## Document
Because I am a fighter, have been taking steps to get back to work, though. Yesterday, in fact, I spent the entire day piecing together a new tableaux. So far, the idea is a bit convoluted, but I think there’s something good there. Something solid. I think this is my way of testing the waters again, of processing where I am and considering where I want to go artistically (since there are really no parameters, except for what I think people expect, and what I expect of myself, both tricky things to navigate).

My daughter will be leaving home for college in August. Emotionally, I am already preparing for this. She has a very full life outside of me, so on some level it already feels like the separation is happening. Another gravitational pull that has diminished in nature. Everything is so fleeting, looking too long at what is changing can be disorienting, so I search for an anchor. Historically, that anchor was my art, but the art is new now, too. I feel like I need something tangible, something that tells me in this moment of transition who I am, and where I stand.

## Required actions
1. In the personal essay, what month will the writer's daughter leave home for college?
2. List each phrase the personal essay uses to describe the idea behind the new tableaux.

## Supplied information
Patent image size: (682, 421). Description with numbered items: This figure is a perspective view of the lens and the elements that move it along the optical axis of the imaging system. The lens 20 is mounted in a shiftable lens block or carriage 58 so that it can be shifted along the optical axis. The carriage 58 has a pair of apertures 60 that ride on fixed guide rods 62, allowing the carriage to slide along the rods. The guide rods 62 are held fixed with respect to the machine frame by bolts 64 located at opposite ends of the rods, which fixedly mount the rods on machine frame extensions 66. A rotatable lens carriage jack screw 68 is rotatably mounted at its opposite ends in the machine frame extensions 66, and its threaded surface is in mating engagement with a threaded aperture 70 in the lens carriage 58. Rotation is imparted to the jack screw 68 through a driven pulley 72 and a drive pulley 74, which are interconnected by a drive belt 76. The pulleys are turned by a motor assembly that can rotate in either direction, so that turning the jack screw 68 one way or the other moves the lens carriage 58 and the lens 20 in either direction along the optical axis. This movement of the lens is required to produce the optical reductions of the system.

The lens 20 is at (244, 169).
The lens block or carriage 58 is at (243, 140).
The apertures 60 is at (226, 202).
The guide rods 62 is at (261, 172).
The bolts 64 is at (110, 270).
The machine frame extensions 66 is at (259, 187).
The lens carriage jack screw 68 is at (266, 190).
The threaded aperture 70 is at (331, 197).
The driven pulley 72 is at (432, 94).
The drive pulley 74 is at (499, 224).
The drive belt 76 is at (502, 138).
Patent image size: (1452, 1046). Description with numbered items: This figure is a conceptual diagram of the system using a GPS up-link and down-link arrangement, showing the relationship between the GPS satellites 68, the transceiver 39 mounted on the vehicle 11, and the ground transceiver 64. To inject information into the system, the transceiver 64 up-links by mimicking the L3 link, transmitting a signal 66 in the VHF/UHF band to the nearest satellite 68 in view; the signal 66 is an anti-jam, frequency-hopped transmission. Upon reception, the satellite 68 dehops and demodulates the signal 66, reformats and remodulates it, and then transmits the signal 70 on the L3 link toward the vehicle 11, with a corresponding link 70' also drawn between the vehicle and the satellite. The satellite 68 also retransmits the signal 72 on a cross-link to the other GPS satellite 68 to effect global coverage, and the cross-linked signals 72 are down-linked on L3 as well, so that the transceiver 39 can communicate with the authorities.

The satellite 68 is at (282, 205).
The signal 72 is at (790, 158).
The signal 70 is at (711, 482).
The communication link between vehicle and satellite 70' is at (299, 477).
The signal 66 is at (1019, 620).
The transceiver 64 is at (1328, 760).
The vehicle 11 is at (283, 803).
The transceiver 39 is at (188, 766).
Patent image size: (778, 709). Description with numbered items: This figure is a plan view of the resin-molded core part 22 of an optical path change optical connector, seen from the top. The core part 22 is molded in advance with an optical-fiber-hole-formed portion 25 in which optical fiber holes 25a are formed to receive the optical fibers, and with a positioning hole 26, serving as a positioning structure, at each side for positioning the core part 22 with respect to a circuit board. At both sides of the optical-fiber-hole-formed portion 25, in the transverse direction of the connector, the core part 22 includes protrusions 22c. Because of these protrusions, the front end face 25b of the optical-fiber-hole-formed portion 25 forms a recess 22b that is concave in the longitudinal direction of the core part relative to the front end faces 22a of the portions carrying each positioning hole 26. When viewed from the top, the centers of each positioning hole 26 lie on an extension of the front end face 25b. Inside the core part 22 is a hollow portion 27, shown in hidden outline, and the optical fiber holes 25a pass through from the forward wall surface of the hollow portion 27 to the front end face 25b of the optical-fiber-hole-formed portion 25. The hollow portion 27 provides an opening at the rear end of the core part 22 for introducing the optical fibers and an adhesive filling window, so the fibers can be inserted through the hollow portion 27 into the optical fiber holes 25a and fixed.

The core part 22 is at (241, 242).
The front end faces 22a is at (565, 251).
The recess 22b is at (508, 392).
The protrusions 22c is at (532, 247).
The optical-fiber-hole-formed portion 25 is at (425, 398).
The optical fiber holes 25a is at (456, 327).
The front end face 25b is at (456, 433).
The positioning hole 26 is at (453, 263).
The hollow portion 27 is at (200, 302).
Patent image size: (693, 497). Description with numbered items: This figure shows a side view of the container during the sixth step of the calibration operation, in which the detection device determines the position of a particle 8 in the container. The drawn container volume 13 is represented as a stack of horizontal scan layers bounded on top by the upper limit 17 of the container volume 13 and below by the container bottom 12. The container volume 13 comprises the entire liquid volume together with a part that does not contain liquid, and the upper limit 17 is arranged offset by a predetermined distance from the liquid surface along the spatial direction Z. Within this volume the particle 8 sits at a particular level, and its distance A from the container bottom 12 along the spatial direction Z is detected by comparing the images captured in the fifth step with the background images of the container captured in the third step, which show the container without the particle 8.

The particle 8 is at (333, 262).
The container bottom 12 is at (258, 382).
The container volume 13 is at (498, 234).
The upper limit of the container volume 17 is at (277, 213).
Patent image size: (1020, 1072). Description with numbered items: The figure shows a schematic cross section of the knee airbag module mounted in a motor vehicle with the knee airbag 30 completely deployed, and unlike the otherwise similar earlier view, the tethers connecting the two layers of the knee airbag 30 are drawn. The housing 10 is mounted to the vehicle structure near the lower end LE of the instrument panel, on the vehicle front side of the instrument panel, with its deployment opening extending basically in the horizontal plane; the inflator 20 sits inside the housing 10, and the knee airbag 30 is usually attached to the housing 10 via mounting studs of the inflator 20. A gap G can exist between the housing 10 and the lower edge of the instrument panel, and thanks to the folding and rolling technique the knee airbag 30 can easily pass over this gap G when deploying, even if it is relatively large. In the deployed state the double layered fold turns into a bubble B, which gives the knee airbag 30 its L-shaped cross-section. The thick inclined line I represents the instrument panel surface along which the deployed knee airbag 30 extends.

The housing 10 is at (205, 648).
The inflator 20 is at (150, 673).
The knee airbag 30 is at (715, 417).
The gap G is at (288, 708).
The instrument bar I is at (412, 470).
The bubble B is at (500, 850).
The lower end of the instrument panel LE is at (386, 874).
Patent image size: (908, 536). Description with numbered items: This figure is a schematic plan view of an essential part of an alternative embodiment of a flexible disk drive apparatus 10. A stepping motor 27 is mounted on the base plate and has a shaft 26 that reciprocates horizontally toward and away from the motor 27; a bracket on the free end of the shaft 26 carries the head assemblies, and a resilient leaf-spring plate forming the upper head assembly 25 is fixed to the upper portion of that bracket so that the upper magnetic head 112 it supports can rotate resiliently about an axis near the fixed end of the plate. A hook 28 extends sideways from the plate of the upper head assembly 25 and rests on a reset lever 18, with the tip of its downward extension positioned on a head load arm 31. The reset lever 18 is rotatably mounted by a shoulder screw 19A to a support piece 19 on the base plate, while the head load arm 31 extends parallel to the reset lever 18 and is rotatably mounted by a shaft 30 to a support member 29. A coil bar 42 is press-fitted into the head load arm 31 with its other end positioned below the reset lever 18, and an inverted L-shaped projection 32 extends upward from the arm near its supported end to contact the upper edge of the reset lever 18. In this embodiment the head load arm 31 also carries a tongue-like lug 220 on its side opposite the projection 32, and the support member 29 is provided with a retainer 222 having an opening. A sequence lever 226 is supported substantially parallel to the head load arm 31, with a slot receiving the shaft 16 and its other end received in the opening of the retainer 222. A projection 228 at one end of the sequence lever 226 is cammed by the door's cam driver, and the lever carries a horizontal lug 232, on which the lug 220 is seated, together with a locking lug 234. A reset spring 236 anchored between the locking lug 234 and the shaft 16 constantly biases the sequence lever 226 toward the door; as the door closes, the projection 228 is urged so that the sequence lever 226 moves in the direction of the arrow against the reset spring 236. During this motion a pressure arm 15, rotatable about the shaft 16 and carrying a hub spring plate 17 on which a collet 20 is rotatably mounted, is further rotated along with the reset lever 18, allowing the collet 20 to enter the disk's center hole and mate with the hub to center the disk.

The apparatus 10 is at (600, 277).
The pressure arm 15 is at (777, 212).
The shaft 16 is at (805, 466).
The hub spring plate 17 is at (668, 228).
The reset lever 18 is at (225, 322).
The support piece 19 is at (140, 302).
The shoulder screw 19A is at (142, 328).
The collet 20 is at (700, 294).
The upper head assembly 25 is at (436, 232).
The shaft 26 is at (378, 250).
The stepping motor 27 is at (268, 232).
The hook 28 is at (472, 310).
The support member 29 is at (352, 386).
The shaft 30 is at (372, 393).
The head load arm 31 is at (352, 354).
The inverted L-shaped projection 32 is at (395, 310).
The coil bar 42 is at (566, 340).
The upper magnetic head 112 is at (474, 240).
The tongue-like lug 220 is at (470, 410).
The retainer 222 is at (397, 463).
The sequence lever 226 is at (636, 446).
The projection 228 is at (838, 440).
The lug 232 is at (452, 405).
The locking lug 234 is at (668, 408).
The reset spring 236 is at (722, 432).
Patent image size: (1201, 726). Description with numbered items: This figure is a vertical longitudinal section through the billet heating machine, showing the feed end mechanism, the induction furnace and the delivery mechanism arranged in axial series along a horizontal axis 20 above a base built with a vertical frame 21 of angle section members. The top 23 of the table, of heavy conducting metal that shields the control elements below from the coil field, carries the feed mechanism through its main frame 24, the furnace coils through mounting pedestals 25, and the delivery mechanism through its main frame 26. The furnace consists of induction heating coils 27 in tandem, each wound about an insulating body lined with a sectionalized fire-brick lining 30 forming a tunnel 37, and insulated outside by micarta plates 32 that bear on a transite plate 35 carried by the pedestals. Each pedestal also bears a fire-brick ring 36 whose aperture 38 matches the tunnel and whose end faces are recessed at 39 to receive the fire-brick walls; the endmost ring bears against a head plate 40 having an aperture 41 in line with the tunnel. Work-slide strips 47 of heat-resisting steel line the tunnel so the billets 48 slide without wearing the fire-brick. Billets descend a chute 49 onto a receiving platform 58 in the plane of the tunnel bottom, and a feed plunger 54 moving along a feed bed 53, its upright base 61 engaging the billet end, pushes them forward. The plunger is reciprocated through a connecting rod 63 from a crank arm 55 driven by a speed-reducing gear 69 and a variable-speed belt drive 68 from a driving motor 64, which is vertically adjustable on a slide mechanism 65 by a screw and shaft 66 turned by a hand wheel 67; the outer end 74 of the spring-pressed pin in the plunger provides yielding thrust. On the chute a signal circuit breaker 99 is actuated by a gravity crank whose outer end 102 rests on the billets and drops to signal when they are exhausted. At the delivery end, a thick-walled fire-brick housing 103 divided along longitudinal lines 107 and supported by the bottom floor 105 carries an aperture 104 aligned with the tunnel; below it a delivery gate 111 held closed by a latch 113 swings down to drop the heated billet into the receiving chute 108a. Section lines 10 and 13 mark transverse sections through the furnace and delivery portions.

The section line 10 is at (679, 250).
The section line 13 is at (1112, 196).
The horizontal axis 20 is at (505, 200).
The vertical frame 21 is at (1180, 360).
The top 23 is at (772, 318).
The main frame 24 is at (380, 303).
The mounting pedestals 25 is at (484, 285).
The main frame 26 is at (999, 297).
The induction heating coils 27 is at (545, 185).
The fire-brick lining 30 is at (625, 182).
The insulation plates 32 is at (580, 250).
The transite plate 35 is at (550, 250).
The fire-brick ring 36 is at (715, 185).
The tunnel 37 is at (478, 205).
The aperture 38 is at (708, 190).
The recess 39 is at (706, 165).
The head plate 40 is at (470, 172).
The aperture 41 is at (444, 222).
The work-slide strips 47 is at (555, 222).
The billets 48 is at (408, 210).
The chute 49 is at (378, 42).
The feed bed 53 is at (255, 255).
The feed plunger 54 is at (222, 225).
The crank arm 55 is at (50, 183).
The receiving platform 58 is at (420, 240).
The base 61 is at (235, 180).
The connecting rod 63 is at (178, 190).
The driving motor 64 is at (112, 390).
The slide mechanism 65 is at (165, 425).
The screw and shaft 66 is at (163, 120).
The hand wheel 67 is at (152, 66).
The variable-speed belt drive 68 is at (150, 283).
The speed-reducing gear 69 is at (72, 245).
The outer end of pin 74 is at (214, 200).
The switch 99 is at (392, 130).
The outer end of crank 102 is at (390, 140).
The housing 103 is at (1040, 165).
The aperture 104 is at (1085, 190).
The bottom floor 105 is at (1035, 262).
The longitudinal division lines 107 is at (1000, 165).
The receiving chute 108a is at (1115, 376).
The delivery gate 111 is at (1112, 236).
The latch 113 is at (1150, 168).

## Task answers
1. August.

2.
- a bit convoluted
- something good
- something solid